== Exercise ==
Find each line with "Linhas" and copy it.

== Data to process ==
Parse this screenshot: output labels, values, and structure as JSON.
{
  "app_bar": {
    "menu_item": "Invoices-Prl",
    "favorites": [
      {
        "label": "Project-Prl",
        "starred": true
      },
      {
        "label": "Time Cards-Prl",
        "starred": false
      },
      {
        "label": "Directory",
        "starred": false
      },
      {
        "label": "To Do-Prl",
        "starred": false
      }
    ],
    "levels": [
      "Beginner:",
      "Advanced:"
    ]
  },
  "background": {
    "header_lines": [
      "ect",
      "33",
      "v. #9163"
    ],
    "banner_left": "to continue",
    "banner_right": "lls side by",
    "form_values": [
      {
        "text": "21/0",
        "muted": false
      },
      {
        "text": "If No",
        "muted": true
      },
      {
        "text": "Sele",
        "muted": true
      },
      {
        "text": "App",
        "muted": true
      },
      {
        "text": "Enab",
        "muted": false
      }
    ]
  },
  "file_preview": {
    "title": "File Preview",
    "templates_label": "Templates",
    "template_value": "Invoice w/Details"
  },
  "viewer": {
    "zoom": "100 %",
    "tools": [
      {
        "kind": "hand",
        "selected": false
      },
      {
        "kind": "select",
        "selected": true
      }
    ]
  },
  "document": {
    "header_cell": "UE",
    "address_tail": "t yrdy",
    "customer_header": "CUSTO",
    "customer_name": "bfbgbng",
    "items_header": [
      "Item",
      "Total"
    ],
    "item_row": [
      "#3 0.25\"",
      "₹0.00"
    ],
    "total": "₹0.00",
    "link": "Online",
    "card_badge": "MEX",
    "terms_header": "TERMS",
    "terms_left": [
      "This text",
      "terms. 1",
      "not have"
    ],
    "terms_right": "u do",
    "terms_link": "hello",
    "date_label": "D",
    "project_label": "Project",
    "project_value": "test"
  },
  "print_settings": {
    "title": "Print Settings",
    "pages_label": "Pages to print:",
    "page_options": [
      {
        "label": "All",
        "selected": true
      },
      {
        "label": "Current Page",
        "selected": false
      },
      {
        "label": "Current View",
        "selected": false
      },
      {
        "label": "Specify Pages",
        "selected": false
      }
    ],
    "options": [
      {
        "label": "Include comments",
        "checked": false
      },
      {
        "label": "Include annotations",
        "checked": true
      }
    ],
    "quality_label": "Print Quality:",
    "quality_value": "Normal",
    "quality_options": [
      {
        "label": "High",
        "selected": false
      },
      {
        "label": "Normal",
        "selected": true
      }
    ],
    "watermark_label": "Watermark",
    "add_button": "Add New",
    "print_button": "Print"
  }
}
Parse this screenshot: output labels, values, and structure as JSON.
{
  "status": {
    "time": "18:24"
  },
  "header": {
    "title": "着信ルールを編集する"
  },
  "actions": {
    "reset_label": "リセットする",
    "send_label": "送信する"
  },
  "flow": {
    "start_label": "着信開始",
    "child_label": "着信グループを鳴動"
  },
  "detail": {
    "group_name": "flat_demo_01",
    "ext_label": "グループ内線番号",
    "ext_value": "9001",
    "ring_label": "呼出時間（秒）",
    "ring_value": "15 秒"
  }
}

---

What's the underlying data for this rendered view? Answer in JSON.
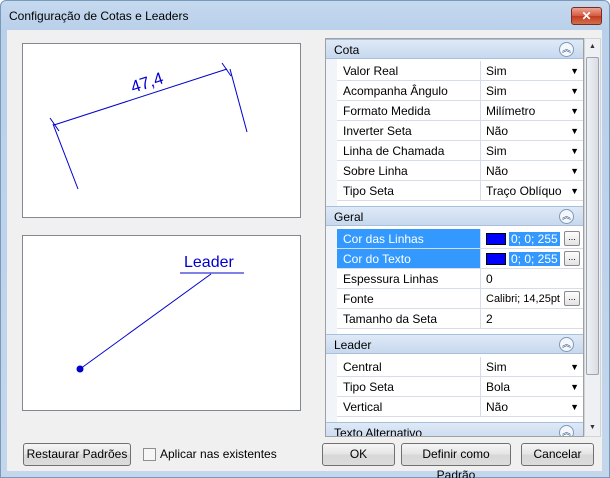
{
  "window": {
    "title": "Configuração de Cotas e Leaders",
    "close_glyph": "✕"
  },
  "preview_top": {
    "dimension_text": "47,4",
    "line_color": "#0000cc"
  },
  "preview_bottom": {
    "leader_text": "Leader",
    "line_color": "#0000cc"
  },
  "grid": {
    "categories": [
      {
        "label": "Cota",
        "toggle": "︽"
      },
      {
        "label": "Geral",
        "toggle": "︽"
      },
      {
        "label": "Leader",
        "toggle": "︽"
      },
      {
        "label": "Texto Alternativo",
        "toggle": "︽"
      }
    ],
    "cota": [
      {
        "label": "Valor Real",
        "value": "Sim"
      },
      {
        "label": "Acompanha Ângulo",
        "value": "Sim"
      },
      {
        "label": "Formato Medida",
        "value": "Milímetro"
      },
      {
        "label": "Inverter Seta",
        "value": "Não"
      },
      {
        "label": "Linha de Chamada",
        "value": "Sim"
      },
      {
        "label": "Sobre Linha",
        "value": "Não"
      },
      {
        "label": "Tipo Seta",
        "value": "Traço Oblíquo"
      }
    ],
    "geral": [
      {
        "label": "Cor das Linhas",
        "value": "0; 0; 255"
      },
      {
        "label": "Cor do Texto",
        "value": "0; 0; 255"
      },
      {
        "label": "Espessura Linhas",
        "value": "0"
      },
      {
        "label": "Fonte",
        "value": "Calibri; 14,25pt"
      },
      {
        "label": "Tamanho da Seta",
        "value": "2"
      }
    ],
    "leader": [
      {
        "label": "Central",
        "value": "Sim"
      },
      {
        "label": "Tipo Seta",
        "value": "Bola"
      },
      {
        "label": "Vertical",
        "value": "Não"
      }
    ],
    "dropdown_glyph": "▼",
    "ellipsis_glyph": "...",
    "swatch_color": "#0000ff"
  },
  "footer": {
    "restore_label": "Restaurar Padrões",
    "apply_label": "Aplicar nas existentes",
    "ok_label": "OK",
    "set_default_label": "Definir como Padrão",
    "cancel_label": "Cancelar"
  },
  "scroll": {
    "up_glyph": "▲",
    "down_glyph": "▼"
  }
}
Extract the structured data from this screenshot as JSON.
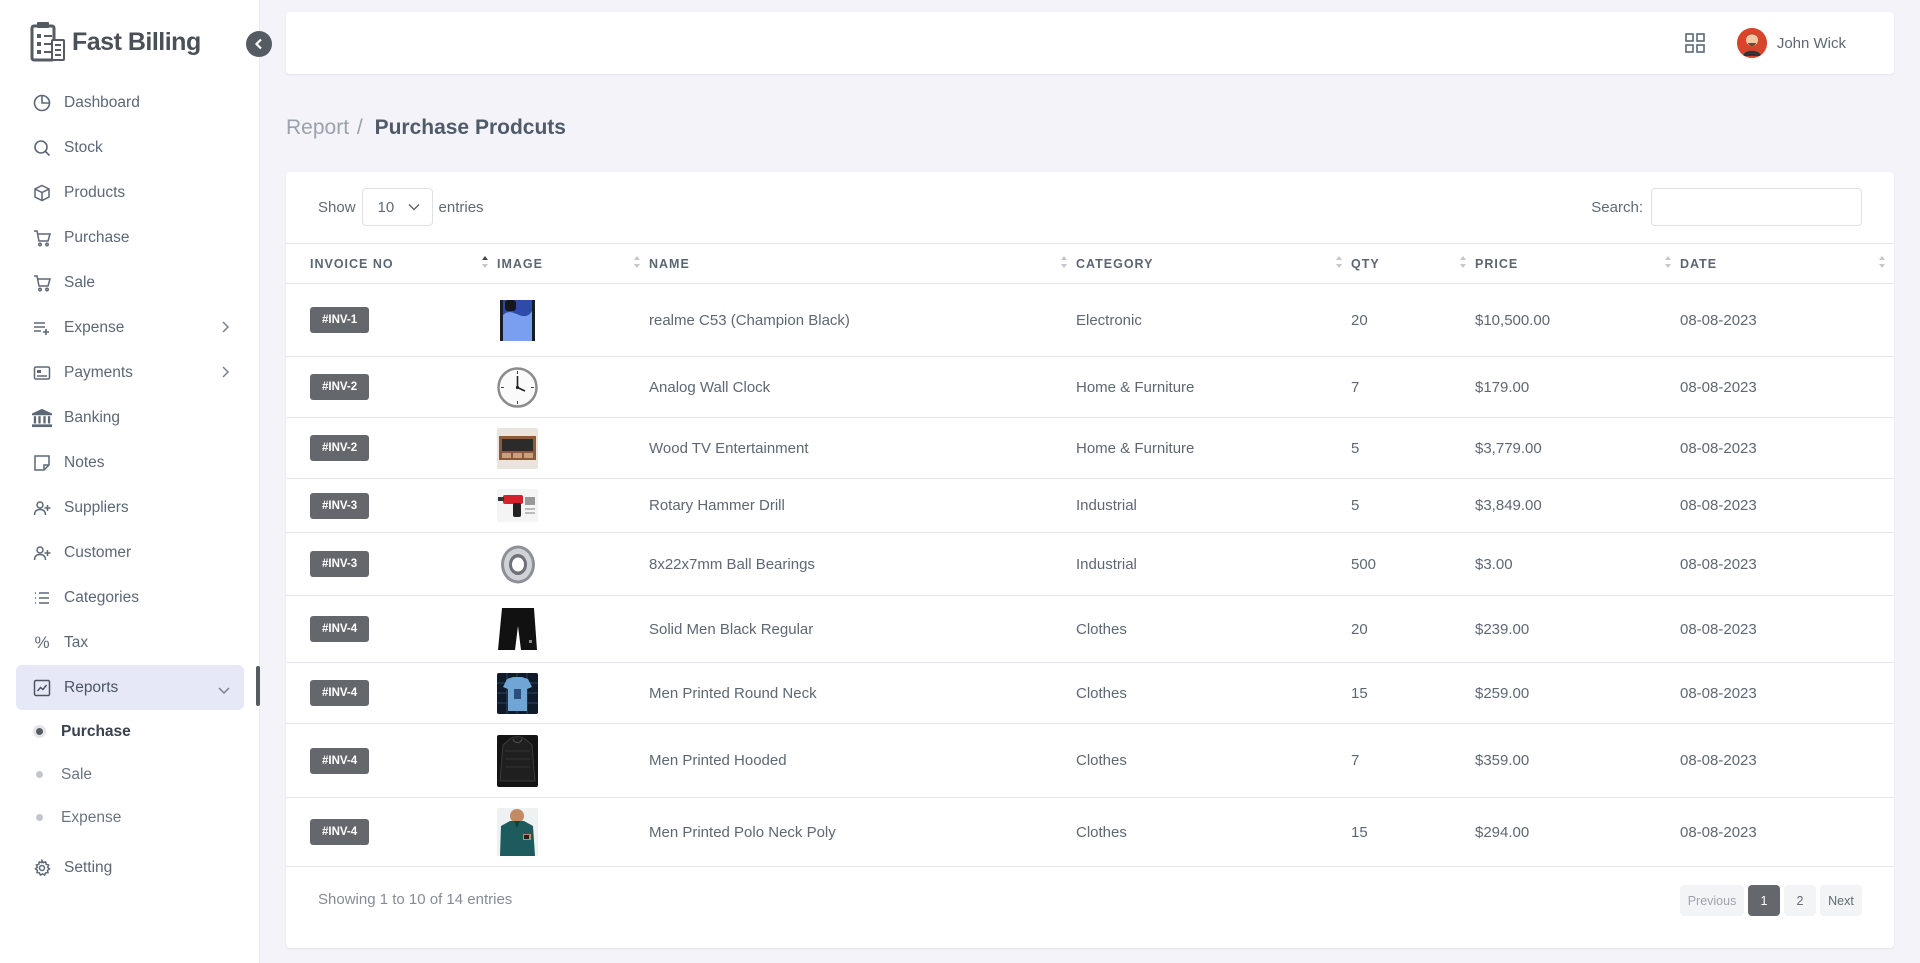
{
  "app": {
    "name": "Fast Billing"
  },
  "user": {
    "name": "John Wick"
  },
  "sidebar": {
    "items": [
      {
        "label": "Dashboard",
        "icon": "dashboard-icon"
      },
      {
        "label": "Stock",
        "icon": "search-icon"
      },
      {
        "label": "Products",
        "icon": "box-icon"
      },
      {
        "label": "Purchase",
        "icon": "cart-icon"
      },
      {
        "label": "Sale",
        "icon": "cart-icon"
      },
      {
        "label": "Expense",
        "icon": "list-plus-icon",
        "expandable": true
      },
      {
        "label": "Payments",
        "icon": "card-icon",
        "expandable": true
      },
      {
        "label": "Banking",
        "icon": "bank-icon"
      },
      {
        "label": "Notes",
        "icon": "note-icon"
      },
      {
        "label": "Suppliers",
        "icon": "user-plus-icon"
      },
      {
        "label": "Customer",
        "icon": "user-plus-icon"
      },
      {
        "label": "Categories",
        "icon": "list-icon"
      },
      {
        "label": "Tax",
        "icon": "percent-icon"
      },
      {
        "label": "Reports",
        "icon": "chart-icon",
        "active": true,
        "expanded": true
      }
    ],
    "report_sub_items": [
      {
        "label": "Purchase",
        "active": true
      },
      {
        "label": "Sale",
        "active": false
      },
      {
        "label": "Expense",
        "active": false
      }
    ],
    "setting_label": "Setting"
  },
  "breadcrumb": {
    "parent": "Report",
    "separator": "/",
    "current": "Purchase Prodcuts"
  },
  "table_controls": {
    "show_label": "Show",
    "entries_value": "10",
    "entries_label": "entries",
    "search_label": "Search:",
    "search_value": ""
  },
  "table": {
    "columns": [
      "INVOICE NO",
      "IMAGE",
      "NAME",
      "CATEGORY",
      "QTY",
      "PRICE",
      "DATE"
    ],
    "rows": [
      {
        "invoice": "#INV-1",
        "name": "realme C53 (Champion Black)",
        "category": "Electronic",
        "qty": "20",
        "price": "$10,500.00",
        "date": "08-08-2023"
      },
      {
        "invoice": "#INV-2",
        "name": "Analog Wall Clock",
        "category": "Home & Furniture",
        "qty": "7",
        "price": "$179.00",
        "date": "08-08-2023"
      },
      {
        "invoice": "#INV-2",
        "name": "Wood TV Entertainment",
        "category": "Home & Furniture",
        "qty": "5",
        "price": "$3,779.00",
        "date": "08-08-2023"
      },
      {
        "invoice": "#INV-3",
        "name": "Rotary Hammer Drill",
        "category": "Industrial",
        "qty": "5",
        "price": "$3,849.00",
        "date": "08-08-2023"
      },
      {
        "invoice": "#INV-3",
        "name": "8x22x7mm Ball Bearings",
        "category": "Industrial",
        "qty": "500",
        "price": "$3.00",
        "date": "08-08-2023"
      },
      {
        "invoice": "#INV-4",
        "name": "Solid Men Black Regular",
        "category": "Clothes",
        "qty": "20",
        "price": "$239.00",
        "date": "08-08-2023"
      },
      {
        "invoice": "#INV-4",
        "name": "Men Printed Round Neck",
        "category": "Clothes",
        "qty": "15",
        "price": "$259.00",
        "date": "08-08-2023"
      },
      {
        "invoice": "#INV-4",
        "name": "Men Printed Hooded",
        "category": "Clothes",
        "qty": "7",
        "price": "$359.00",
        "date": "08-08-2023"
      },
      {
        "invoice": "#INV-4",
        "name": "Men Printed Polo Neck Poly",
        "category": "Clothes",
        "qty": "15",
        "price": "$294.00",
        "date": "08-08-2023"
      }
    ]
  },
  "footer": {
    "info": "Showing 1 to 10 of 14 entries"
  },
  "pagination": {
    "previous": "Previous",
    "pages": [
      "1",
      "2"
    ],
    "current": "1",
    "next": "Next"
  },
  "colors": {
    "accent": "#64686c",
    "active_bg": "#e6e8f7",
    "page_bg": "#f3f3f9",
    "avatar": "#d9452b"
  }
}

* * *

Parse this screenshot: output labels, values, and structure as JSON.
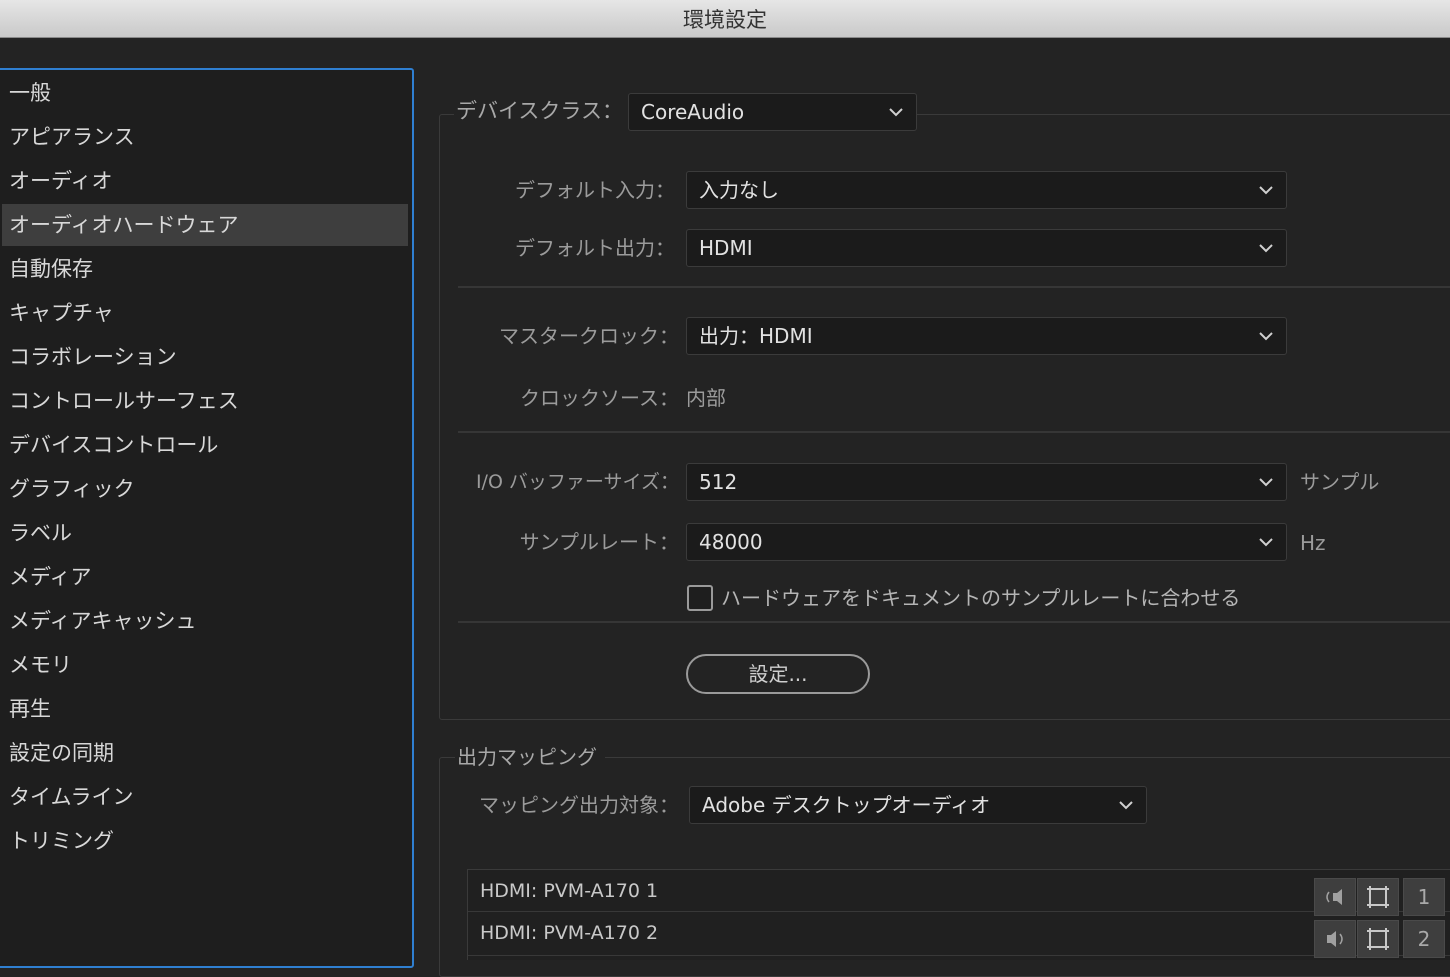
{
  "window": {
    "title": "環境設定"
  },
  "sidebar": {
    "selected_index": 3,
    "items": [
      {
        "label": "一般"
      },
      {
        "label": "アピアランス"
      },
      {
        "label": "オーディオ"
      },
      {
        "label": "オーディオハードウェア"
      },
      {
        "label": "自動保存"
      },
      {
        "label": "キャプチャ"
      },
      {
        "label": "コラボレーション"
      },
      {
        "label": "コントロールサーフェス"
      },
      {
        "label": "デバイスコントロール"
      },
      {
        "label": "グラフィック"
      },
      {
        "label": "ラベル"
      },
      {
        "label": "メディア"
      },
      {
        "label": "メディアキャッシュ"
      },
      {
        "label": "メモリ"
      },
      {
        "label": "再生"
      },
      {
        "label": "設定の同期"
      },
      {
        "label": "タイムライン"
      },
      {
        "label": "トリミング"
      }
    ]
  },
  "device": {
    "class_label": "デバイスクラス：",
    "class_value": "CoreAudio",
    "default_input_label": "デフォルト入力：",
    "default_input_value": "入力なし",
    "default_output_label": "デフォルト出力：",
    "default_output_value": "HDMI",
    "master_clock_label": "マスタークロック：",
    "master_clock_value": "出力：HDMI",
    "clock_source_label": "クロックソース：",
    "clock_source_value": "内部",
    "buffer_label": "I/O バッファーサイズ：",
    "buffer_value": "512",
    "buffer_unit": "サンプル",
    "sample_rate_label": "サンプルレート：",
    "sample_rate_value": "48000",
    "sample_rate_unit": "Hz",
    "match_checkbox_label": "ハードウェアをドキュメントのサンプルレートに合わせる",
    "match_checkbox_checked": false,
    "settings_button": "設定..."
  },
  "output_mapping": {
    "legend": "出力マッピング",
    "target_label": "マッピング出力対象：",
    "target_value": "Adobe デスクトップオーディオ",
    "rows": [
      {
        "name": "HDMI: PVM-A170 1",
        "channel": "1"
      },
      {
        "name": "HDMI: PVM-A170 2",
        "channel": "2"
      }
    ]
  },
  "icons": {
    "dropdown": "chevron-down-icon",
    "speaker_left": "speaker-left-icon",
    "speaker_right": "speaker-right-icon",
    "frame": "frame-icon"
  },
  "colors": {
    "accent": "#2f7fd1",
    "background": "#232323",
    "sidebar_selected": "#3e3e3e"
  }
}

== Solution to this task ==
        "label": "Cor das Linhas",
        "label": "Espessura Linhas",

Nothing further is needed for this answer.